PROBLEM STATEMENT: Output, word for word, the line that contains "Give me a plain-text" and all lines following it to the end of the listing. Drop the pictures.

[Collection entries]
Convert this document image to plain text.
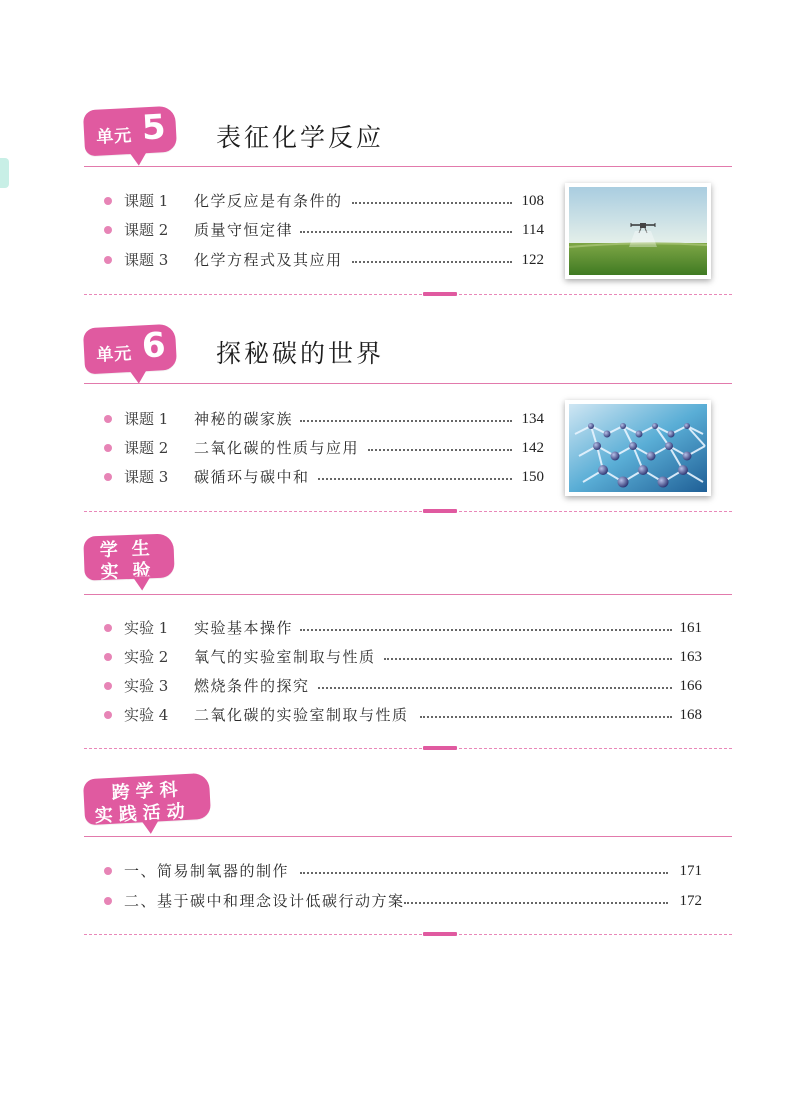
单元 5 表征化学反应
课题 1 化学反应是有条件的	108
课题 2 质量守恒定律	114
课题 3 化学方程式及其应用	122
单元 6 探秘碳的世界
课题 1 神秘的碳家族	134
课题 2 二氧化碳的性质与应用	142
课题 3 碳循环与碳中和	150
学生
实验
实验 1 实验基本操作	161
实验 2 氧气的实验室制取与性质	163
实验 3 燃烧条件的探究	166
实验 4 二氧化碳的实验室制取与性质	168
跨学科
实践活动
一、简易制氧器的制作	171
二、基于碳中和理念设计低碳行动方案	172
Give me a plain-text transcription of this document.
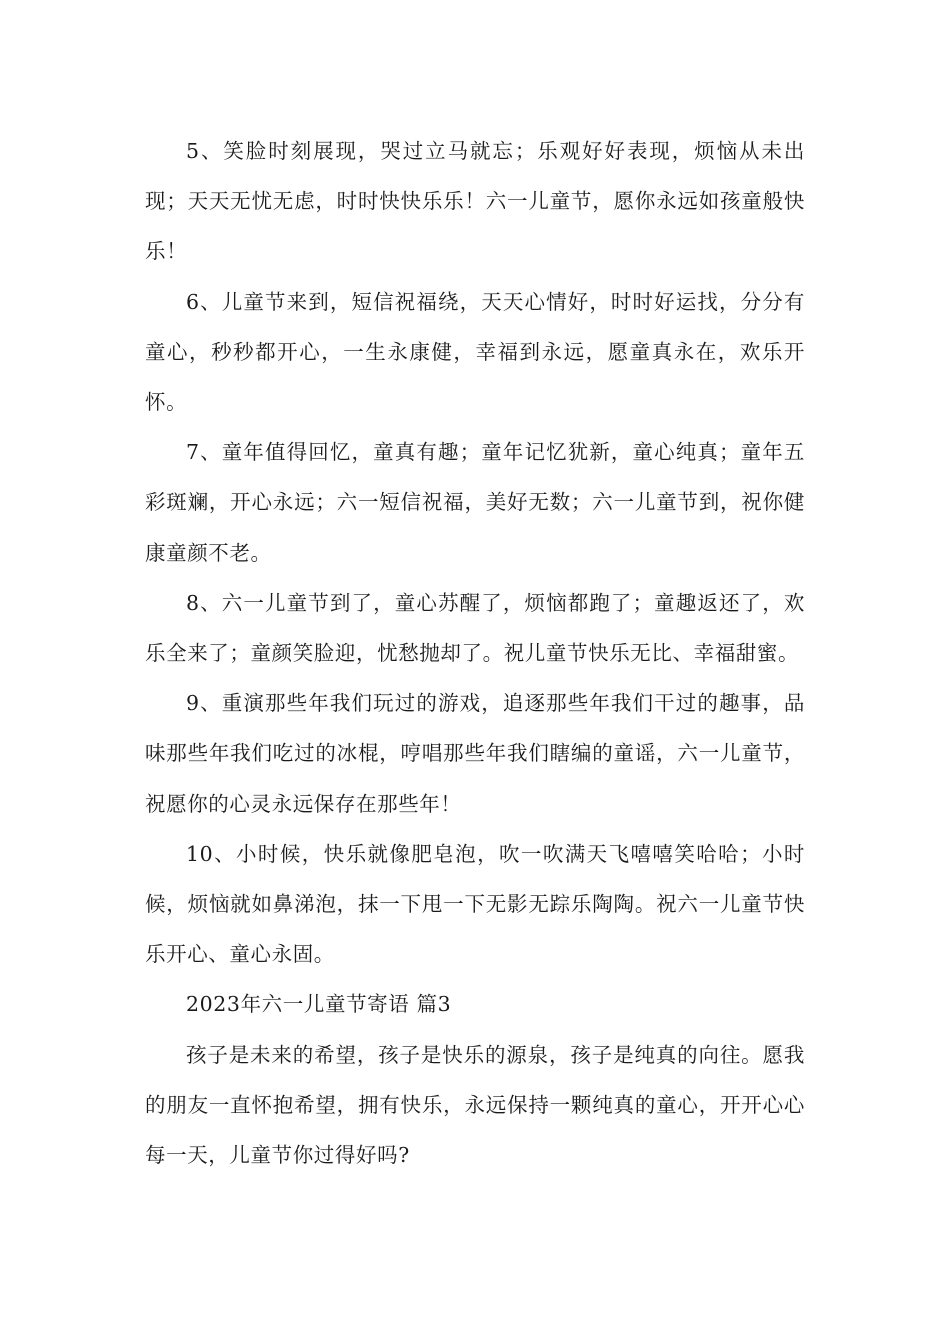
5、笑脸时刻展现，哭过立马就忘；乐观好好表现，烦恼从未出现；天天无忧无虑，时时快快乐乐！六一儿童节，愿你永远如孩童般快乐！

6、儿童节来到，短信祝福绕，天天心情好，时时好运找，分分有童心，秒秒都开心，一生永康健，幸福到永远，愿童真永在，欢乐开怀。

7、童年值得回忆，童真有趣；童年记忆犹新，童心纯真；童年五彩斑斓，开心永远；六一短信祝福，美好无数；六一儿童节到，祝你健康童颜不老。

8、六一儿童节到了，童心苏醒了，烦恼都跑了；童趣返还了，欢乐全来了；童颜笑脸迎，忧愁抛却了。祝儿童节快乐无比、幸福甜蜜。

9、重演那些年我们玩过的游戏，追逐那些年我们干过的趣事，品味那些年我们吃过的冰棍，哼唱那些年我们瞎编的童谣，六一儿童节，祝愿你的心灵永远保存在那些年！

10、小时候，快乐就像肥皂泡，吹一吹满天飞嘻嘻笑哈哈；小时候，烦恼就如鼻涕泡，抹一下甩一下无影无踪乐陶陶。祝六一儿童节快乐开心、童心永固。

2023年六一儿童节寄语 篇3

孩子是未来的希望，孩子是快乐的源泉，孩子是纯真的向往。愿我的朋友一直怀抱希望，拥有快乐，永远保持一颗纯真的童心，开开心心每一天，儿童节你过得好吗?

RESPONSE TO THIS EXERCISE:
Give me a plain-text transcription of this document.
5、笑脸时刻展现，哭过立马就忘；乐观好好表现，烦恼从未出现；天天无忧无虑，时时快快乐乐！六一儿童节，愿你永远如孩童般快乐！

6、儿童节来到，短信祝福绕，天天心情好，时时好运找，分分有童心，秒秒都开心，一生永康健，幸福到永远，愿童真永在，欢乐开怀。

7、童年值得回忆，童真有趣；童年记忆犹新，童心纯真；童年五彩斑斓，开心永远；六一短信祝福，美好无数；六一儿童节到，祝你健康童颜不老。

8、六一儿童节到了，童心苏醒了，烦恼都跑了；童趣返还了，欢乐全来了；童颜笑脸迎，忧愁抛却了。祝儿童节快乐无比、幸福甜蜜。

9、重演那些年我们玩过的游戏，追逐那些年我们干过的趣事，品味那些年我们吃过的冰棍，哼唱那些年我们瞎编的童谣，六一儿童节，祝愿你的心灵永远保存在那些年！

10、小时候，快乐就像肥皂泡，吹一吹满天飞嘻嘻笑哈哈；小时候，烦恼就如鼻涕泡，抹一下甩一下无影无踪乐陶陶。祝六一儿童节快乐开心、童心永固。

2023年六一儿童节寄语 篇3

孩子是未来的希望，孩子是快乐的源泉，孩子是纯真的向往。愿我的朋友一直怀抱希望，拥有快乐，永远保持一颗纯真的童心，开开心心每一天，儿童节你过得好吗?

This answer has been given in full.